*What you need to do*. Below is a listing; copy all of it exactly.

*Source material*.

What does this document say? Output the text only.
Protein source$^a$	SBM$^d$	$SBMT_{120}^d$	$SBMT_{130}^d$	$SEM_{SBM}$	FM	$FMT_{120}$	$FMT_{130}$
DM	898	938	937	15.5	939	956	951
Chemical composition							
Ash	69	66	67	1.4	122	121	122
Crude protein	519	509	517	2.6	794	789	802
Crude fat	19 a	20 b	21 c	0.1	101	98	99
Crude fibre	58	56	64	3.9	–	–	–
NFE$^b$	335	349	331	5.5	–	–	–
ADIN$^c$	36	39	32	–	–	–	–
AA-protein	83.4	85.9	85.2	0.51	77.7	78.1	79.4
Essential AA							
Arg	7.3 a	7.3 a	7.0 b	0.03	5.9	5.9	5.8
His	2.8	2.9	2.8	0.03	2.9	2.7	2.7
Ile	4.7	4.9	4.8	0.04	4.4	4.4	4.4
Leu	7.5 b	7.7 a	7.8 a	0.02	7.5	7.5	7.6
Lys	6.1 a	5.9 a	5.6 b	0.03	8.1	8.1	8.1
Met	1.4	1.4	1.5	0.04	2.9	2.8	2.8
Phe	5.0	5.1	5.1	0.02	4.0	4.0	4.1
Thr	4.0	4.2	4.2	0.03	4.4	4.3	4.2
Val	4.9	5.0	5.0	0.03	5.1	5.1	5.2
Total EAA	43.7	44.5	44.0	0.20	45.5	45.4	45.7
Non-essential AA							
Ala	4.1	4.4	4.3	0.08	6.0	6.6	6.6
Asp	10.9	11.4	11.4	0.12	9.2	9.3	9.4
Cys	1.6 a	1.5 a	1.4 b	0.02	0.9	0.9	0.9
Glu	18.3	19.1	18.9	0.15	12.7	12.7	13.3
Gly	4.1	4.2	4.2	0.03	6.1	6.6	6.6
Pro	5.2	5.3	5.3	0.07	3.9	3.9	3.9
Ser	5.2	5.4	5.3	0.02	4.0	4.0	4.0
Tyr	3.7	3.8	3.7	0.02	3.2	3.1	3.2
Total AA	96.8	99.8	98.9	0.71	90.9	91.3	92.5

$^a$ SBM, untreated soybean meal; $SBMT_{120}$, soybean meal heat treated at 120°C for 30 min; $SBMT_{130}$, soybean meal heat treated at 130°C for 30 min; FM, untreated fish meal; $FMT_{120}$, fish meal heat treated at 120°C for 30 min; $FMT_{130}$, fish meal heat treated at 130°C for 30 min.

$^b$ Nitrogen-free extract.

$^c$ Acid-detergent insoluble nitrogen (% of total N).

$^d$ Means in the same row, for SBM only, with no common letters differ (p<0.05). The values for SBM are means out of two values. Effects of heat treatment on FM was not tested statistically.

*Task response*.
What does this document say? Output the text only.
Protein source$^a$	SBM$^d$	$SBMT_{120}^d$	$SBMT_{130}^d$	$SEM_{SBM}$	FM	$FMT_{120}$	$FMT_{130}$
DM	898	938	937	15.5	939	956	951
Chemical composition							
Ash	69	66	67	1.4	122	121	122
Crude protein	519	509	517	2.6	794	789	802
Crude fat	19 a	20 b	21 c	0.1	101	98	99
Crude fibre	58	56	64	3.9	–	–	–
NFE$^b$	335	349	331	5.5	–	–	–
ADIN$^c$	36	39	32	–	–	–	–
AA-protein	83.4	85.9	85.2	0.51	77.7	78.1	79.4
Essential AA							
Arg	7.3 a	7.3 a	7.0 b	0.03	5.9	5.9	5.8
His	2.8	2.9	2.8	0.03	2.9	2.7	2.7
Ile	4.7	4.9	4.8	0.04	4.4	4.4	4.4
Leu	7.5 b	7.7 a	7.8 a	0.02	7.5	7.5	7.6
Lys	6.1 a	5.9 a	5.6 b	0.03	8.1	8.1	8.1
Met	1.4	1.4	1.5	0.04	2.9	2.8	2.8
Phe	5.0	5.1	5.1	0.02	4.0	4.0	4.1
Thr	4.0	4.2	4.2	0.03	4.4	4.3	4.2
Val	4.9	5.0	5.0	0.03	5.1	5.1	5.2
Total EAA	43.7	44.5	44.0	0.20	45.5	45.4	45.7
Non-essential AA							
Ala	4.1	4.4	4.3	0.08	6.0	6.6	6.6
Asp	10.9	11.4	11.4	0.12	9.2	9.3	9.4
Cys	1.6 a	1.5 a	1.4 b	0.02	0.9	0.9	0.9
Glu	18.3	19.1	18.9	0.15	12.7	12.7	13.3
Gly	4.1	4.2	4.2	0.03	6.1	6.6	6.6
Pro	5.2	5.3	5.3	0.07	3.9	3.9	3.9
Ser	5.2	5.4	5.3	0.02	4.0	4.0	4.0
Tyr	3.7	3.8	3.7	0.02	3.2	3.1	3.2
Total AA	96.8	99.8	98.9	0.71	90.9	91.3	92.5

$^a$ SBM, untreated soybean meal; $SBMT_{120}$, soybean meal heat treated at 120°C for 30 min; $SBMT_{130}$, soybean meal heat treated at 130°C for 30 min; FM, untreated fish meal; $FMT_{120}$, fish meal heat treated at 120°C for 30 min; $FMT_{130}$, fish meal heat treated at 130°C for 30 min.

$^b$ Nitrogen-free extract.

$^c$ Acid-detergent insoluble nitrogen (% of total N).

$^d$ Means in the same row, for SBM only, with no common letters differ (p<0.05). The values for SBM are means out of two values. Effects of heat treatment on FM was not tested statistically.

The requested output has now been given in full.